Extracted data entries
──────────────────────────────

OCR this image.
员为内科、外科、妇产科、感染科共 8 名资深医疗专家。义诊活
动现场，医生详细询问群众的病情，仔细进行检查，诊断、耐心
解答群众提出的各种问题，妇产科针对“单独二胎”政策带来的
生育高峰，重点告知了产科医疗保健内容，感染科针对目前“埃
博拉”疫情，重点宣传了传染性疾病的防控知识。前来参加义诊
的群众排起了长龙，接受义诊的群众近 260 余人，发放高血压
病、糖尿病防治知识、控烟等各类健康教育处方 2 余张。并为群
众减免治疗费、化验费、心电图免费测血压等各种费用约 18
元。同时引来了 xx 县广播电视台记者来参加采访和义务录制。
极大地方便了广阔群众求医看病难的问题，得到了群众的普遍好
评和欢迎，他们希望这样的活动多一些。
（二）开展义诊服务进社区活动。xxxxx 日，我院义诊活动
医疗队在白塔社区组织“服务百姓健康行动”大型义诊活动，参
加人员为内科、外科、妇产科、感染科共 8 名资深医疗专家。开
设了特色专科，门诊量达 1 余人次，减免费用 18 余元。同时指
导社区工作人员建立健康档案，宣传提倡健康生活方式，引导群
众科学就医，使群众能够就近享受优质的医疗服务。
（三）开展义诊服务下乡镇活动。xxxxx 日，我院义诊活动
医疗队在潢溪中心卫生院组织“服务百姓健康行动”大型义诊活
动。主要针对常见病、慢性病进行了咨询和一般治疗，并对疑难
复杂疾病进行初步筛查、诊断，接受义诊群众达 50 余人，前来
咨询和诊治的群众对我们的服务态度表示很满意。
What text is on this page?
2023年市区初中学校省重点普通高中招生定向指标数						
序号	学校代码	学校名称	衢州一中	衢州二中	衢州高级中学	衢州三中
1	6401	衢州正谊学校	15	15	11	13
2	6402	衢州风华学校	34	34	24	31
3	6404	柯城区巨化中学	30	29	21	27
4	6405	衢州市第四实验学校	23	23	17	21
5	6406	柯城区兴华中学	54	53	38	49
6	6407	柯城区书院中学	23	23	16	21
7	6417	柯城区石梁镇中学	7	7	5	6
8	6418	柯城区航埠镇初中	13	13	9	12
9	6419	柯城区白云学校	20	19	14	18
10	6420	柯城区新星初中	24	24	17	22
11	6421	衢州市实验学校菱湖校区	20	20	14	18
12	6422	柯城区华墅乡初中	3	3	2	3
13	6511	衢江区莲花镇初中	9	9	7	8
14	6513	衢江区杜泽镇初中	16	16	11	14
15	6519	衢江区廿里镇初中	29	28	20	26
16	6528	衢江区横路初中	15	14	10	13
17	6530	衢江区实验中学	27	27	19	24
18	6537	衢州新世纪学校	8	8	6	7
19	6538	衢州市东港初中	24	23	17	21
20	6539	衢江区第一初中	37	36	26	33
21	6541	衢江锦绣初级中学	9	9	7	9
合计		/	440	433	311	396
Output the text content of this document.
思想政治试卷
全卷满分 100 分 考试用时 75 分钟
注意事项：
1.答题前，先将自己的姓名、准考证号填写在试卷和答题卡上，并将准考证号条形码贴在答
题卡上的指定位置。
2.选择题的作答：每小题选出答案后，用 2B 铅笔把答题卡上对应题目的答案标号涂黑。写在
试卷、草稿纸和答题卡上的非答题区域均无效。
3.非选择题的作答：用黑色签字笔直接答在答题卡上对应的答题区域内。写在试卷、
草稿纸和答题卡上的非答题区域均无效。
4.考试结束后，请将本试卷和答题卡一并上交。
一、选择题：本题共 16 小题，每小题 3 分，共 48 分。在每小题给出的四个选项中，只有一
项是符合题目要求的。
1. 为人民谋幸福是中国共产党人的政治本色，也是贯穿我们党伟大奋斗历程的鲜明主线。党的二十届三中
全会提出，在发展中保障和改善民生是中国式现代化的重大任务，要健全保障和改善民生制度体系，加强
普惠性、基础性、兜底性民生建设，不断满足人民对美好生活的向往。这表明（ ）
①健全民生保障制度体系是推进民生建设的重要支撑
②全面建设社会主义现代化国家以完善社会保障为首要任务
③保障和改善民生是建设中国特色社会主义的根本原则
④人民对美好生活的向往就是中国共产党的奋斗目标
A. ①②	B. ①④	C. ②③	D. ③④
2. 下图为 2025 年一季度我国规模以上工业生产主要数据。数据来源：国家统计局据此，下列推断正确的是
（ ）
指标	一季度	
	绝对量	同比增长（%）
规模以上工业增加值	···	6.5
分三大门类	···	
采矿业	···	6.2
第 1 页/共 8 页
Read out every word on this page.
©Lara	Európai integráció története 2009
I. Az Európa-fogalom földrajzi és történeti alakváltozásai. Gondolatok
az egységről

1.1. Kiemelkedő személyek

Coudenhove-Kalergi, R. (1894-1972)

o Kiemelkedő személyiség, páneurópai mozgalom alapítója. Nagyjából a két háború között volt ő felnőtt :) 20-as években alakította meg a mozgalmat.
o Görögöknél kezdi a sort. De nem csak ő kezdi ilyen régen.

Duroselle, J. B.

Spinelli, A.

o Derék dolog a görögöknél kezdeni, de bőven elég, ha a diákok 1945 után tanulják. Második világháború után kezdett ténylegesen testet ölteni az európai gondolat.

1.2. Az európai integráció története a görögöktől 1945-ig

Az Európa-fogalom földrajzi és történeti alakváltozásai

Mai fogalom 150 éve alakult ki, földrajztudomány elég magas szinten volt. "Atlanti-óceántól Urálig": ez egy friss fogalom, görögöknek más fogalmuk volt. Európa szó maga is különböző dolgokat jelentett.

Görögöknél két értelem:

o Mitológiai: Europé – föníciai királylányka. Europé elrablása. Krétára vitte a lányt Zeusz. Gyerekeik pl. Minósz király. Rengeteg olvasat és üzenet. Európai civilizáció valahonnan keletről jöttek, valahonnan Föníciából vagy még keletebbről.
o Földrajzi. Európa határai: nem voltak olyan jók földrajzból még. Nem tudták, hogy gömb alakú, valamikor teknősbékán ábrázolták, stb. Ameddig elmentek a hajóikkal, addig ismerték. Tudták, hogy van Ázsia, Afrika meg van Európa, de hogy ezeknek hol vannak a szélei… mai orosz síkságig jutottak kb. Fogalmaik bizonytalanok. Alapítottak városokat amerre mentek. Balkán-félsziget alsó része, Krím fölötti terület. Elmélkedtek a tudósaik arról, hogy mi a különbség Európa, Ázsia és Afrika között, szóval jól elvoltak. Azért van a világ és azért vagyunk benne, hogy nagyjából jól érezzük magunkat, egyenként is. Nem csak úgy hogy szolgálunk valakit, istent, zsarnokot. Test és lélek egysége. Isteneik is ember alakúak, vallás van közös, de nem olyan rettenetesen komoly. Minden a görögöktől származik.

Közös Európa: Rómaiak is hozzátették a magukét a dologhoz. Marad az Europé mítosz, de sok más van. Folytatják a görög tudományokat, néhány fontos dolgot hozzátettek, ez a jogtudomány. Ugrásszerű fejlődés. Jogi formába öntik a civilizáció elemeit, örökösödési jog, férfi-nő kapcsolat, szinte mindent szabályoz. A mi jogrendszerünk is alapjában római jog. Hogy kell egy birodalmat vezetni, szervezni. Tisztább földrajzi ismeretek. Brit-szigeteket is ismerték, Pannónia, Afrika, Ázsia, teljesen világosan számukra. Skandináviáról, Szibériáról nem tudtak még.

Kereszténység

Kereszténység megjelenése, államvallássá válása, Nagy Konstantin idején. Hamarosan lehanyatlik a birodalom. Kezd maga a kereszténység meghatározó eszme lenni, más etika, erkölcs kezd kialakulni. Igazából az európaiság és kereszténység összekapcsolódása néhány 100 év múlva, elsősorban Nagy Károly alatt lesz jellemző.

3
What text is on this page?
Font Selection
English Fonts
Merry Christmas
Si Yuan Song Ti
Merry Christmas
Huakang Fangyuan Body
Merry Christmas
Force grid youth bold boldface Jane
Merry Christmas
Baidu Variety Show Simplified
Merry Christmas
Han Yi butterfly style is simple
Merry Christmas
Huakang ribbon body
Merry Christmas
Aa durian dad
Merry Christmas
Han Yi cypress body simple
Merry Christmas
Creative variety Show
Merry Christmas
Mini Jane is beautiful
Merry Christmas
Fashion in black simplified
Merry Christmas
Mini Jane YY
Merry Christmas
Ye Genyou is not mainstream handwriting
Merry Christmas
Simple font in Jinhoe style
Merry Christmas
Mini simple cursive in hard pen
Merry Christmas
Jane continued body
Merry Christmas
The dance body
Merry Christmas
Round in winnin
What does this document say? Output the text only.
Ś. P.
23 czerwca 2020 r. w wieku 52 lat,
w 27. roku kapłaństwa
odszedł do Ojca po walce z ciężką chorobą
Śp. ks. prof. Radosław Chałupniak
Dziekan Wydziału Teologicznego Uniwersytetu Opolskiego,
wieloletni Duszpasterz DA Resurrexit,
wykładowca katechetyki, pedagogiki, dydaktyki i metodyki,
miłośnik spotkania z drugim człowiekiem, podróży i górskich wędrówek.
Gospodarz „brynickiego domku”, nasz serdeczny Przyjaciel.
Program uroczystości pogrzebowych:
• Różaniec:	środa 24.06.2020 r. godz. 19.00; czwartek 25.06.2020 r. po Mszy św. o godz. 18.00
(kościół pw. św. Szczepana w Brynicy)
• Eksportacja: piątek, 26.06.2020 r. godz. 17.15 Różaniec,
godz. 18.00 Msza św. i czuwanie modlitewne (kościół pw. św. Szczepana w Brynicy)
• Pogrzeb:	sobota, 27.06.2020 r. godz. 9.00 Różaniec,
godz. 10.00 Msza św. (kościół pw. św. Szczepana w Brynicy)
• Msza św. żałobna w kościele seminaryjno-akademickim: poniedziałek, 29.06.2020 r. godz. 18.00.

──────────────────────────────

TASK DETAILS:
Find the lines above that contain the word "civilizáció" and collect them.

ANSWER:
o Mitológiai: Europé – föníciai királylányka. Europé elrablása. Krétára vitte a lányt Zeusz. Gyerekeik pl. Minósz király. Rengeteg olvasat és üzenet. Európai civilizáció valahonnan keletről jöttek, valahonnan Föníciából vagy még keletebbről.
Közös Európa: Rómaiak is hozzátették a magukét a dologhoz. Marad az Europé mítosz, de sok más van. Folytatják a görög tudományokat, néhány fontos dolgot hozzátettek, ez a jogtudomány. Ugrásszerű fejlődés. Jogi formába öntik a civilizáció elemeit, örökösödési jog, férfi-nő kapcsolat, szinte mindent szabályoz. A mi jogrendszerünk is alapjában római jog. Hogy kell egy birodalmat vezetni, szervezni. Tisztább földrajzi ismeretek. Brit-szigeteket is ismerték, Pannónia, Afrika, Ázsia, teljesen világosan számukra. Skandináviáról, Szibériáról nem tudtak még.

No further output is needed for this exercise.